begin RECORD LIST

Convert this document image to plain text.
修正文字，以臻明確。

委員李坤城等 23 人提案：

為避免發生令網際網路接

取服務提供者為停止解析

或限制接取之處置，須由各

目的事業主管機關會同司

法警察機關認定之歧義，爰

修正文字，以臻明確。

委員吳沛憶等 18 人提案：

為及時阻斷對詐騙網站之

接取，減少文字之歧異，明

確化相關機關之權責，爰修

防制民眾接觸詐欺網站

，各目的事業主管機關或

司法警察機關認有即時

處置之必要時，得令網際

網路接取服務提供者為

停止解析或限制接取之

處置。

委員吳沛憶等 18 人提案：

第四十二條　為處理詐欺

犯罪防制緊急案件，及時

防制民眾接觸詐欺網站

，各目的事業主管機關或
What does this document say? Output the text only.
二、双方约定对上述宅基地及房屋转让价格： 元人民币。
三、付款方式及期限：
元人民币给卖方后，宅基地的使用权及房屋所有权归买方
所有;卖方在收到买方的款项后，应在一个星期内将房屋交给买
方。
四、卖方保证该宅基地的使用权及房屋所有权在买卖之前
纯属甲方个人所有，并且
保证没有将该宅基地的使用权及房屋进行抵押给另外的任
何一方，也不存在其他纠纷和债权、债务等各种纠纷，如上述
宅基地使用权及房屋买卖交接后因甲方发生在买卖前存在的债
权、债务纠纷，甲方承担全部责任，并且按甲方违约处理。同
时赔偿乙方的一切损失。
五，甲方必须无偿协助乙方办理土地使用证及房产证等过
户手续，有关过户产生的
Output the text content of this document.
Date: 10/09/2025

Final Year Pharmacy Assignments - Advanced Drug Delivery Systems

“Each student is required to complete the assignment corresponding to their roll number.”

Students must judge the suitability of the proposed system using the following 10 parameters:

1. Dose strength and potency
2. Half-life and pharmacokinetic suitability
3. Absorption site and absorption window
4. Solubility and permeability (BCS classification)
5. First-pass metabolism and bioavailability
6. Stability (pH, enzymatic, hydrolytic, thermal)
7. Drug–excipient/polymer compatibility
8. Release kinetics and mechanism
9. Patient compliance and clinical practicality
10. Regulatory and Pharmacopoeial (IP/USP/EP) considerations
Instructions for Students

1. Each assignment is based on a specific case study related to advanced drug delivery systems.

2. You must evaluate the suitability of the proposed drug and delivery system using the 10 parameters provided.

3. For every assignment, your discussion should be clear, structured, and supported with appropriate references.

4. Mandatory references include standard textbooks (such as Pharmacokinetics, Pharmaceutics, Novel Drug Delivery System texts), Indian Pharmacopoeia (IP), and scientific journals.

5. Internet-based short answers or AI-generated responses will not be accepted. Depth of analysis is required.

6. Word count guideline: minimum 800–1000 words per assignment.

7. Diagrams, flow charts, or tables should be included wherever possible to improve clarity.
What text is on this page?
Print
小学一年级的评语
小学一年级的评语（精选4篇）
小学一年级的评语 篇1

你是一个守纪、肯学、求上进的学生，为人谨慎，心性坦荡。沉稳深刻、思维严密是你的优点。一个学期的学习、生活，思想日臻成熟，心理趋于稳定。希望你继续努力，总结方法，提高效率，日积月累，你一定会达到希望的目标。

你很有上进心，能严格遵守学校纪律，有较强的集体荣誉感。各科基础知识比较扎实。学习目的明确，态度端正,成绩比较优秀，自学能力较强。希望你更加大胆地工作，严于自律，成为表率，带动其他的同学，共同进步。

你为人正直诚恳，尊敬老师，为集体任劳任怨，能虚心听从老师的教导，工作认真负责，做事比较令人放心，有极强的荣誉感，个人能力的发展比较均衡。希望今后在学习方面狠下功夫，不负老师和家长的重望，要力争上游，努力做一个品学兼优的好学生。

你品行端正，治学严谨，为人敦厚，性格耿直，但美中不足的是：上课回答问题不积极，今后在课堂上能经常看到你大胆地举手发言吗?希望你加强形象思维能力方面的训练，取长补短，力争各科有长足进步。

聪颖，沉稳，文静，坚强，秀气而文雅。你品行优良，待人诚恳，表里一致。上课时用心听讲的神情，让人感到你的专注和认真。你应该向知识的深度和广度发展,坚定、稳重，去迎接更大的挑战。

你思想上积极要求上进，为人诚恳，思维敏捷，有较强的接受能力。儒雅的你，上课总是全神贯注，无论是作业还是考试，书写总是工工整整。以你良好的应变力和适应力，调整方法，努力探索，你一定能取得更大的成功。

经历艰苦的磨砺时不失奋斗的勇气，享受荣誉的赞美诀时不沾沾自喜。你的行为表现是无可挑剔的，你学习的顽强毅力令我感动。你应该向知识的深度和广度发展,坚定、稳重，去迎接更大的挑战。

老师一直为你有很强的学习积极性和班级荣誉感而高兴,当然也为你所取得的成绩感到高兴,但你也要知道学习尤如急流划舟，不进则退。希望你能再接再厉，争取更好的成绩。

end RECORD LIST

◆ EXERCISE BRIEF
Print the whole listing again, exactly.

◆ REPLY TO THE EXERCISE
Convert this document image to plain text.
修正文字，以臻明確。

委員李坤城等 23 人提案：

為避免發生令網際網路接

取服務提供者為停止解析

或限制接取之處置，須由各

目的事業主管機關會同司

法警察機關認定之歧義，爰

修正文字，以臻明確。

委員吳沛憶等 18 人提案：

為及時阻斷對詐騙網站之

接取，減少文字之歧異，明

確化相關機關之權責，爰修

防制民眾接觸詐欺網站

，各目的事業主管機關或

司法警察機關認有即時

處置之必要時，得令網際

網路接取服務提供者為

停止解析或限制接取之

處置。

委員吳沛憶等 18 人提案：

第四十二條　為處理詐欺

犯罪防制緊急案件，及時

防制民眾接觸詐欺網站

，各目的事業主管機關或
What does this document say? Output the text only.
二、双方约定对上述宅基地及房屋转让价格： 元人民币。
三、付款方式及期限：
元人民币给卖方后，宅基地的使用权及房屋所有权归买方
所有;卖方在收到买方的款项后，应在一个星期内将房屋交给买
方。
四、卖方保证该宅基地的使用权及房屋所有权在买卖之前
纯属甲方个人所有，并且
保证没有将该宅基地的使用权及房屋进行抵押给另外的任
何一方，也不存在其他纠纷和债权、债务等各种纠纷，如上述
宅基地使用权及房屋买卖交接后因甲方发生在买卖前存在的债
权、债务纠纷，甲方承担全部责任，并且按甲方违约处理。同
时赔偿乙方的一切损失。
五，甲方必须无偿协助乙方办理土地使用证及房产证等过
户手续，有关过户产生的
Output the text content of this document.
Date: 10/09/2025

Final Year Pharmacy Assignments - Advanced Drug Delivery Systems

“Each student is required to complete the assignment corresponding to their roll number.”

Students must judge the suitability of the proposed system using the following 10 parameters:

1. Dose strength and potency
2. Half-life and pharmacokinetic suitability
3. Absorption site and absorption window
4. Solubility and permeability (BCS classification)
5. First-pass metabolism and bioavailability
6. Stability (pH, enzymatic, hydrolytic, thermal)
7. Drug–excipient/polymer compatibility
8. Release kinetics and mechanism
9. Patient compliance and clinical practicality
10. Regulatory and Pharmacopoeial (IP/USP/EP) considerations
Instructions for Students

1. Each assignment is based on a specific case study related to advanced drug delivery systems.

2. You must evaluate the suitability of the proposed drug and delivery system using the 10 parameters provided.

3. For every assignment, your discussion should be clear, structured, and supported with appropriate references.

4. Mandatory references include standard textbooks (such as Pharmacokinetics, Pharmaceutics, Novel Drug Delivery System texts), Indian Pharmacopoeia (IP), and scientific journals.

5. Internet-based short answers or AI-generated responses will not be accepted. Depth of analysis is required.

6. Word count guideline: minimum 800–1000 words per assignment.

7. Diagrams, flow charts, or tables should be included wherever possible to improve clarity.
What text is on this page?
Print
小学一年级的评语
小学一年级的评语（精选4篇）
小学一年级的评语 篇1

你是一个守纪、肯学、求上进的学生，为人谨慎，心性坦荡。沉稳深刻、思维严密是你的优点。一个学期的学习、生活，思想日臻成熟，心理趋于稳定。希望你继续努力，总结方法，提高效率，日积月累，你一定会达到希望的目标。

你很有上进心，能严格遵守学校纪律，有较强的集体荣誉感。各科基础知识比较扎实。学习目的明确，态度端正,成绩比较优秀，自学能力较强。希望你更加大胆地工作，严于自律，成为表率，带动其他的同学，共同进步。

你为人正直诚恳，尊敬老师，为集体任劳任怨，能虚心听从老师的教导，工作认真负责，做事比较令人放心，有极强的荣誉感，个人能力的发展比较均衡。希望今后在学习方面狠下功夫，不负老师和家长的重望，要力争上游，努力做一个品学兼优的好学生。

你品行端正，治学严谨，为人敦厚，性格耿直，但美中不足的是：上课回答问题不积极，今后在课堂上能经常看到你大胆地举手发言吗?希望你加强形象思维能力方面的训练，取长补短，力争各科有长足进步。

聪颖，沉稳，文静，坚强，秀气而文雅。你品行优良，待人诚恳，表里一致。上课时用心听讲的神情，让人感到你的专注和认真。你应该向知识的深度和广度发展,坚定、稳重，去迎接更大的挑战。

你思想上积极要求上进，为人诚恳，思维敏捷，有较强的接受能力。儒雅的你，上课总是全神贯注，无论是作业还是考试，书写总是工工整整。以你良好的应变力和适应力，调整方法，努力探索，你一定能取得更大的成功。

经历艰苦的磨砺时不失奋斗的勇气，享受荣誉的赞美诀时不沾沾自喜。你的行为表现是无可挑剔的，你学习的顽强毅力令我感动。你应该向知识的深度和广度发展,坚定、稳重，去迎接更大的挑战。

老师一直为你有很强的学习积极性和班级荣誉感而高兴,当然也为你所取得的成绩感到高兴,但你也要知道学习尤如急流划舟，不进则退。希望你能再接再厉，争取更好的成绩。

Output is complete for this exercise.